• [EXERCISE PROMPT]:
Transcribe only the part of the listing below that begins at the line containing "OCR this image." and runs to its final line, keeping both ends.

• [RECORDS FOR THIS EXERCISE]:
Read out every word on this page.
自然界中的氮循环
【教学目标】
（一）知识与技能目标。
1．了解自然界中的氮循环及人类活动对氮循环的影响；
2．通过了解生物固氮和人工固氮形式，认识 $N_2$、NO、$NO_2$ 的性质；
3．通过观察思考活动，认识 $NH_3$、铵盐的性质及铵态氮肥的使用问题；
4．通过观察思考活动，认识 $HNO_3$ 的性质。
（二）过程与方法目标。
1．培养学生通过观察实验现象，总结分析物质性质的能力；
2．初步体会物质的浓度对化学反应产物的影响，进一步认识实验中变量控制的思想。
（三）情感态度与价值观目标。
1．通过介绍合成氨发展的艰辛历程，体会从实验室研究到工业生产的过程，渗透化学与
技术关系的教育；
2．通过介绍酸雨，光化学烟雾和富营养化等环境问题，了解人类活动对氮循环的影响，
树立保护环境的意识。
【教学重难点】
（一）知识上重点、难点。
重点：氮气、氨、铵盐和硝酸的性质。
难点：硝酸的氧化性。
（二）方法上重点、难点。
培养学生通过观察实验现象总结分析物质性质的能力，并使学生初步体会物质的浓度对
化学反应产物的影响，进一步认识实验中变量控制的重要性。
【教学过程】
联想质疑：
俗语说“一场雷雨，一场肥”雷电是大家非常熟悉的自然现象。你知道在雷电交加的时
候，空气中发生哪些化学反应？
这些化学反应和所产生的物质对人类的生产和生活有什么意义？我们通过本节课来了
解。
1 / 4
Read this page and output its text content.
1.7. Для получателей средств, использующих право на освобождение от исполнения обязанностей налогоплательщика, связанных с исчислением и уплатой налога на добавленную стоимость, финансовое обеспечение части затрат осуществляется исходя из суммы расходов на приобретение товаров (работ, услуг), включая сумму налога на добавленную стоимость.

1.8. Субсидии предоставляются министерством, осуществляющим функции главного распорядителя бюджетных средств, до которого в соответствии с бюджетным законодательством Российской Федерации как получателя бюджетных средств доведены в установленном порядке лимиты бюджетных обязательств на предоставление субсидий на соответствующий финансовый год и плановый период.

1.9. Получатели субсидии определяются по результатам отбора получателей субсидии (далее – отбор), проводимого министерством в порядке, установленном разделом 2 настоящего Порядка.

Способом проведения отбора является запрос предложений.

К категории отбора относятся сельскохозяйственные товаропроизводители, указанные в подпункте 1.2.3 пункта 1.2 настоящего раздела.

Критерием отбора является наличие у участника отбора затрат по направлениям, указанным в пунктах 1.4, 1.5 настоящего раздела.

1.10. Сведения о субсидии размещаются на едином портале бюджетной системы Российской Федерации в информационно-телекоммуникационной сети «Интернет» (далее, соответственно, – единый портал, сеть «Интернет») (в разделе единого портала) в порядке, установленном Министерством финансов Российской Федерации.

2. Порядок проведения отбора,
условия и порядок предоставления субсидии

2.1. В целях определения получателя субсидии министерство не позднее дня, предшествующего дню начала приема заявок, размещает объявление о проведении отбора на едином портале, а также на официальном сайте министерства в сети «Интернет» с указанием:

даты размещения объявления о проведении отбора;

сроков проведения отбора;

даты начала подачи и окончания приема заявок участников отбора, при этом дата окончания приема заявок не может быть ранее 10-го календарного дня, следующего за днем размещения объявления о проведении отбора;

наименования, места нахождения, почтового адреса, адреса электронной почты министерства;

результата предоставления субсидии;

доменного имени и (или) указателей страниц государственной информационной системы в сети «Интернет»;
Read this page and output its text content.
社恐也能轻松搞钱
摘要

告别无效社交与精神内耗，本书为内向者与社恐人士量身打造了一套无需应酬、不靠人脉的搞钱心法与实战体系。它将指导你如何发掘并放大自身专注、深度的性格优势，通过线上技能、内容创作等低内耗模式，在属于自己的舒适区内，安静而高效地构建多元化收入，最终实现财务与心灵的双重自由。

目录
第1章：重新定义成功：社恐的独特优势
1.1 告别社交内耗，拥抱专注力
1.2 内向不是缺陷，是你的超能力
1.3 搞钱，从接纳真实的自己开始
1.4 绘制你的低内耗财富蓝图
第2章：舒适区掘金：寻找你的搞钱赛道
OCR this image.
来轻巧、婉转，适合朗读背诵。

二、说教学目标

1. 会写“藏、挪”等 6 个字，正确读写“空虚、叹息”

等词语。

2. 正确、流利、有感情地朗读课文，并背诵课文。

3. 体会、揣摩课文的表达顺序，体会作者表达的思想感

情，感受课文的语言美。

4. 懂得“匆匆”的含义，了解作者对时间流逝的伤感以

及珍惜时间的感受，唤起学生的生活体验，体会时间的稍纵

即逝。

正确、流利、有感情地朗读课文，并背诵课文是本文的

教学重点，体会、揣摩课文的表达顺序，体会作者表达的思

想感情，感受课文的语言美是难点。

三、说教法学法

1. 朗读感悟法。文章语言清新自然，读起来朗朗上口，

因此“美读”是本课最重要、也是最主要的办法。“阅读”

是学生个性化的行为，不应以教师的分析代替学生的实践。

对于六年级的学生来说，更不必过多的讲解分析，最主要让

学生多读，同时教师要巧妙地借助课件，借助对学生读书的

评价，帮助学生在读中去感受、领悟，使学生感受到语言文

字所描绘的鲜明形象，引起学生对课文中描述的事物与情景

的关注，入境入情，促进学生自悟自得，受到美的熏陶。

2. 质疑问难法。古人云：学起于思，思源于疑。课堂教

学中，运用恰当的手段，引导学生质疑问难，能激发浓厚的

• [OUTPUT]:
OCR this image.
来轻巧、婉转，适合朗读背诵。

二、说教学目标

1. 会写“藏、挪”等 6 个字，正确读写“空虚、叹息”

等词语。

2. 正确、流利、有感情地朗读课文，并背诵课文。

3. 体会、揣摩课文的表达顺序，体会作者表达的思想感

情，感受课文的语言美。

4. 懂得“匆匆”的含义，了解作者对时间流逝的伤感以

及珍惜时间的感受，唤起学生的生活体验，体会时间的稍纵

即逝。

正确、流利、有感情地朗读课文，并背诵课文是本文的

教学重点，体会、揣摩课文的表达顺序，体会作者表达的思

想感情，感受课文的语言美是难点。

三、说教法学法

1. 朗读感悟法。文章语言清新自然，读起来朗朗上口，

因此“美读”是本课最重要、也是最主要的办法。“阅读”

是学生个性化的行为，不应以教师的分析代替学生的实践。

对于六年级的学生来说，更不必过多的讲解分析，最主要让

学生多读，同时教师要巧妙地借助课件，借助对学生读书的

评价，帮助学生在读中去感受、领悟，使学生感受到语言文

字所描绘的鲜明形象，引起学生对课文中描述的事物与情景

的关注，入境入情，促进学生自悟自得，受到美的熏陶。

2. 质疑问难法。古人云：学起于思，思源于疑。课堂教

学中，运用恰当的手段，引导学生质疑问难，能激发浓厚的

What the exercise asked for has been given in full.